All entries should be output exactly as they stand.
[start of RAW RECORDS]
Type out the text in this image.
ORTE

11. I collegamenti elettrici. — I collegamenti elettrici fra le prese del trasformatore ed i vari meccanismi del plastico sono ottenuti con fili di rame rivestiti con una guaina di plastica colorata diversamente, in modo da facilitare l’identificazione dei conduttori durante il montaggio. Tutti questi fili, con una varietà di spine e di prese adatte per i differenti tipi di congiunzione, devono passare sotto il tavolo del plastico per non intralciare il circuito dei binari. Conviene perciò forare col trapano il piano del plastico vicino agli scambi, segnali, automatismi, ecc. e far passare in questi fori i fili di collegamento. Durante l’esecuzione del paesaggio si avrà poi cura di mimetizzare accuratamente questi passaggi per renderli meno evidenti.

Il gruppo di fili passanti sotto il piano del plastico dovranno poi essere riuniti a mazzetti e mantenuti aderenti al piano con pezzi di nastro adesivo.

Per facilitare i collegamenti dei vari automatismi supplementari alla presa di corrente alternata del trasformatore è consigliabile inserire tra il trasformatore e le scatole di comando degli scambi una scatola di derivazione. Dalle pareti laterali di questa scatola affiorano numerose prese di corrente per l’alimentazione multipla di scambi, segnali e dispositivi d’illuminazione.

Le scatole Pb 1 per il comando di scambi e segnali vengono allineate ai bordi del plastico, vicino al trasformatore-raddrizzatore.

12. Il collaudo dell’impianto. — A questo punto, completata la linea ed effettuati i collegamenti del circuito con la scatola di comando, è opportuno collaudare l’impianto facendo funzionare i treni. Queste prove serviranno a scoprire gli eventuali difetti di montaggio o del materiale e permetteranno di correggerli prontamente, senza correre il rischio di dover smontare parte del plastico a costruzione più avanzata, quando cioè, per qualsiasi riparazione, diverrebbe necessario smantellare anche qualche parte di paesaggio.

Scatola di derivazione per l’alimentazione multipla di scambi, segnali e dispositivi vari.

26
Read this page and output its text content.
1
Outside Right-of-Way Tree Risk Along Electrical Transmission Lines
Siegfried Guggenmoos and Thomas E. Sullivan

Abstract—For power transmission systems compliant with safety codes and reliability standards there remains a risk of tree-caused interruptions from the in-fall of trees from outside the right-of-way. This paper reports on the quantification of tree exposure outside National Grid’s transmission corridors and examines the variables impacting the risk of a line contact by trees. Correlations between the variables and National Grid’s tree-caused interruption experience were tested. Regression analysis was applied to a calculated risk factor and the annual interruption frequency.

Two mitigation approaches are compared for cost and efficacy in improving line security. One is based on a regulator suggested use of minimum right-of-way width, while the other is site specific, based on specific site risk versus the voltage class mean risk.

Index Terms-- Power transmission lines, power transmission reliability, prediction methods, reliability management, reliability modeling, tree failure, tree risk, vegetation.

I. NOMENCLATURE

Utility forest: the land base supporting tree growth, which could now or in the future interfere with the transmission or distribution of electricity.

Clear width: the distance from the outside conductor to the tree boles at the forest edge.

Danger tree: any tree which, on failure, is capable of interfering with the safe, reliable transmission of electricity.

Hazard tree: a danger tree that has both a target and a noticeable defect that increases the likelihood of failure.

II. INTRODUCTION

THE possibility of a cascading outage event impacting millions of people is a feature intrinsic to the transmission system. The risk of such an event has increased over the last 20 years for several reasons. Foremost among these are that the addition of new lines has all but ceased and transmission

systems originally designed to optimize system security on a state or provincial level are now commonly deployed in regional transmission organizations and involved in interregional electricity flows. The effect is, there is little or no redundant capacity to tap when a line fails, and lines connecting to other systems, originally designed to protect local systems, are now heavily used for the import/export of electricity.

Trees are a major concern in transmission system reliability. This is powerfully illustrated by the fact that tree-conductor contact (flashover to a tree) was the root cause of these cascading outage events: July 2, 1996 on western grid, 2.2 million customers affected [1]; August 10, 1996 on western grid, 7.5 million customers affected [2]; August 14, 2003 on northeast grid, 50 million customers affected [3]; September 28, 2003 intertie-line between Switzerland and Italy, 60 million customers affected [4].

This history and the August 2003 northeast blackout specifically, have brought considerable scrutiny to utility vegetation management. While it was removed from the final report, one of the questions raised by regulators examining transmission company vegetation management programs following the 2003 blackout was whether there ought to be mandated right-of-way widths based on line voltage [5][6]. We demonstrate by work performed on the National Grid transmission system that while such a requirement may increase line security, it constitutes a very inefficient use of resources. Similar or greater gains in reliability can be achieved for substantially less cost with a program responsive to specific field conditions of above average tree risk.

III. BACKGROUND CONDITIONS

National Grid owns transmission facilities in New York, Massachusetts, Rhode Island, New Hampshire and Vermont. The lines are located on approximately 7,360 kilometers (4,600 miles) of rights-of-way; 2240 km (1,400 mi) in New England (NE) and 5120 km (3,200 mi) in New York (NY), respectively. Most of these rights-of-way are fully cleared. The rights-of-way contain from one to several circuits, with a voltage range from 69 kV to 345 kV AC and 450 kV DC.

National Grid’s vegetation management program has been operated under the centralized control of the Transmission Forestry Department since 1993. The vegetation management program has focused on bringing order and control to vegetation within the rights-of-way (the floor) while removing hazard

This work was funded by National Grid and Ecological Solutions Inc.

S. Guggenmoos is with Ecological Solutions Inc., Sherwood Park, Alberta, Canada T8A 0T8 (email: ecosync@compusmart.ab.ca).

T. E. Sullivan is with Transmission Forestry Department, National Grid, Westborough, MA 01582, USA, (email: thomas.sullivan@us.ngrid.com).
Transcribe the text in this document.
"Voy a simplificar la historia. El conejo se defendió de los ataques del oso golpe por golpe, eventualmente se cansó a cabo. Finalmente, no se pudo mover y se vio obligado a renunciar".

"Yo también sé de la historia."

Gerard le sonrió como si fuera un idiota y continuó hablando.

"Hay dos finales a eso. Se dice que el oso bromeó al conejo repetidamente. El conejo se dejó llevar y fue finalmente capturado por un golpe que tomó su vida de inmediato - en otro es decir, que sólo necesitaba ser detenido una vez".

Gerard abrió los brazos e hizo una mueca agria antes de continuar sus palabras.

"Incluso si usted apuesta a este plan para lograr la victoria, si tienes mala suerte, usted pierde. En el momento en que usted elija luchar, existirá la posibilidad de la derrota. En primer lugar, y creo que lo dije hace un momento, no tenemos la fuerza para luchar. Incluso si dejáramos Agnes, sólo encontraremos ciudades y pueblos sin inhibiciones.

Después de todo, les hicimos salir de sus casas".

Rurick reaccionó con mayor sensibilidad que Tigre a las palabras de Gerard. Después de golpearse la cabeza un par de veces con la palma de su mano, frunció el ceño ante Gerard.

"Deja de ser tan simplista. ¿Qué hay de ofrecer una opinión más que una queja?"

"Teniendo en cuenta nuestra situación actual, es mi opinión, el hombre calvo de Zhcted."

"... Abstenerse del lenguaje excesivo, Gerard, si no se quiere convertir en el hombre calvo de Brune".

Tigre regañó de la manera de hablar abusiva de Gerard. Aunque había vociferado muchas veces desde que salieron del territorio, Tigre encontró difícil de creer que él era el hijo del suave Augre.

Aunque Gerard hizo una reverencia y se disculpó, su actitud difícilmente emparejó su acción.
[end of RAW RECORDS]
### SOLUTION FOR THIS EXERCISE:
Type out the text in this image.
ORTE

11. I collegamenti elettrici. — I collegamenti elettrici fra le prese del trasformatore ed i vari meccanismi del plastico sono ottenuti con fili di rame rivestiti con una guaina di plastica colorata diversamente, in modo da facilitare l’identificazione dei conduttori durante il montaggio. Tutti questi fili, con una varietà di spine e di prese adatte per i differenti tipi di congiunzione, devono passare sotto il tavolo del plastico per non intralciare il circuito dei binari. Conviene perciò forare col trapano il piano del plastico vicino agli scambi, segnali, automatismi, ecc. e far passare in questi fori i fili di collegamento. Durante l’esecuzione del paesaggio si avrà poi cura di mimetizzare accuratamente questi passaggi per renderli meno evidenti.

Il gruppo di fili passanti sotto il piano del plastico dovranno poi essere riuniti a mazzetti e mantenuti aderenti al piano con pezzi di nastro adesivo.

Per facilitare i collegamenti dei vari automatismi supplementari alla presa di corrente alternata del trasformatore è consigliabile inserire tra il trasformatore e le scatole di comando degli scambi una scatola di derivazione. Dalle pareti laterali di questa scatola affiorano numerose prese di corrente per l’alimentazione multipla di scambi, segnali e dispositivi d’illuminazione.

Le scatole Pb 1 per il comando di scambi e segnali vengono allineate ai bordi del plastico, vicino al trasformatore-raddrizzatore.

12. Il collaudo dell’impianto. — A questo punto, completata la linea ed effettuati i collegamenti del circuito con la scatola di comando, è opportuno collaudare l’impianto facendo funzionare i treni. Queste prove serviranno a scoprire gli eventuali difetti di montaggio o del materiale e permetteranno di correggerli prontamente, senza correre il rischio di dover smontare parte del plastico a costruzione più avanzata, quando cioè, per qualsiasi riparazione, diverrebbe necessario smantellare anche qualche parte di paesaggio.

Scatola di derivazione per l’alimentazione multipla di scambi, segnali e dispositivi vari.

26
Read this page and output its text content.
1
Outside Right-of-Way Tree Risk Along Electrical Transmission Lines
Siegfried Guggenmoos and Thomas E. Sullivan

Abstract—For power transmission systems compliant with safety codes and reliability standards there remains a risk of tree-caused interruptions from the in-fall of trees from outside the right-of-way. This paper reports on the quantification of tree exposure outside National Grid’s transmission corridors and examines the variables impacting the risk of a line contact by trees. Correlations between the variables and National Grid’s tree-caused interruption experience were tested. Regression analysis was applied to a calculated risk factor and the annual interruption frequency.

Two mitigation approaches are compared for cost and efficacy in improving line security. One is based on a regulator suggested use of minimum right-of-way width, while the other is site specific, based on specific site risk versus the voltage class mean risk.

Index Terms-- Power transmission lines, power transmission reliability, prediction methods, reliability management, reliability modeling, tree failure, tree risk, vegetation.

I. NOMENCLATURE

Utility forest: the land base supporting tree growth, which could now or in the future interfere with the transmission or distribution of electricity.

Clear width: the distance from the outside conductor to the tree boles at the forest edge.

Danger tree: any tree which, on failure, is capable of interfering with the safe, reliable transmission of electricity.

Hazard tree: a danger tree that has both a target and a noticeable defect that increases the likelihood of failure.

II. INTRODUCTION

THE possibility of a cascading outage event impacting millions of people is a feature intrinsic to the transmission system. The risk of such an event has increased over the last 20 years for several reasons. Foremost among these are that the addition of new lines has all but ceased and transmission

systems originally designed to optimize system security on a state or provincial level are now commonly deployed in regional transmission organizations and involved in interregional electricity flows. The effect is, there is little or no redundant capacity to tap when a line fails, and lines connecting to other systems, originally designed to protect local systems, are now heavily used for the import/export of electricity.

Trees are a major concern in transmission system reliability. This is powerfully illustrated by the fact that tree-conductor contact (flashover to a tree) was the root cause of these cascading outage events: July 2, 1996 on western grid, 2.2 million customers affected [1]; August 10, 1996 on western grid, 7.5 million customers affected [2]; August 14, 2003 on northeast grid, 50 million customers affected [3]; September 28, 2003 intertie-line between Switzerland and Italy, 60 million customers affected [4].

This history and the August 2003 northeast blackout specifically, have brought considerable scrutiny to utility vegetation management. While it was removed from the final report, one of the questions raised by regulators examining transmission company vegetation management programs following the 2003 blackout was whether there ought to be mandated right-of-way widths based on line voltage [5][6]. We demonstrate by work performed on the National Grid transmission system that while such a requirement may increase line security, it constitutes a very inefficient use of resources. Similar or greater gains in reliability can be achieved for substantially less cost with a program responsive to specific field conditions of above average tree risk.

III. BACKGROUND CONDITIONS

National Grid owns transmission facilities in New York, Massachusetts, Rhode Island, New Hampshire and Vermont. The lines are located on approximately 7,360 kilometers (4,600 miles) of rights-of-way; 2240 km (1,400 mi) in New England (NE) and 5120 km (3,200 mi) in New York (NY), respectively. Most of these rights-of-way are fully cleared. The rights-of-way contain from one to several circuits, with a voltage range from 69 kV to 345 kV AC and 450 kV DC.

National Grid’s vegetation management program has been operated under the centralized control of the Transmission Forestry Department since 1993. The vegetation management program has focused on bringing order and control to vegetation within the rights-of-way (the floor) while removing hazard

This work was funded by National Grid and Ecological Solutions Inc.

S. Guggenmoos is with Ecological Solutions Inc., Sherwood Park, Alberta, Canada T8A 0T8 (email: ecosync@compusmart.ab.ca).

T. E. Sullivan is with Transmission Forestry Department, National Grid, Westborough, MA 01582, USA, (email: thomas.sullivan@us.ngrid.com).
Transcribe the text in this document.
"Voy a simplificar la historia. El conejo se defendió de los ataques del oso golpe por golpe, eventualmente se cansó a cabo. Finalmente, no se pudo mover y se vio obligado a renunciar".

"Yo también sé de la historia."

Gerard le sonrió como si fuera un idiota y continuó hablando.

"Hay dos finales a eso. Se dice que el oso bromeó al conejo repetidamente. El conejo se dejó llevar y fue finalmente capturado por un golpe que tomó su vida de inmediato - en otro es decir, que sólo necesitaba ser detenido una vez".

Gerard abrió los brazos e hizo una mueca agria antes de continuar sus palabras.

"Incluso si usted apuesta a este plan para lograr la victoria, si tienes mala suerte, usted pierde. En el momento en que usted elija luchar, existirá la posibilidad de la derrota. En primer lugar, y creo que lo dije hace un momento, no tenemos la fuerza para luchar. Incluso si dejáramos Agnes, sólo encontraremos ciudades y pueblos sin inhibiciones.

Después de todo, les hicimos salir de sus casas".

Rurick reaccionó con mayor sensibilidad que Tigre a las palabras de Gerard. Después de golpearse la cabeza un par de veces con la palma de su mano, frunció el ceño ante Gerard.

"Deja de ser tan simplista. ¿Qué hay de ofrecer una opinión más que una queja?"

"Teniendo en cuenta nuestra situación actual, es mi opinión, el hombre calvo de Zhcted."

"... Abstenerse del lenguaje excesivo, Gerard, si no se quiere convertir en el hombre calvo de Brune".

Tigre regañó de la manera de hablar abusiva de Gerard. Aunque había vociferado muchas veces desde que salieron del territorio, Tigre encontró difícil de creer que él era el hijo del suave Augre.

Aunque Gerard hizo una reverencia y se disculpó, su actitud difícilmente emparejó su acción.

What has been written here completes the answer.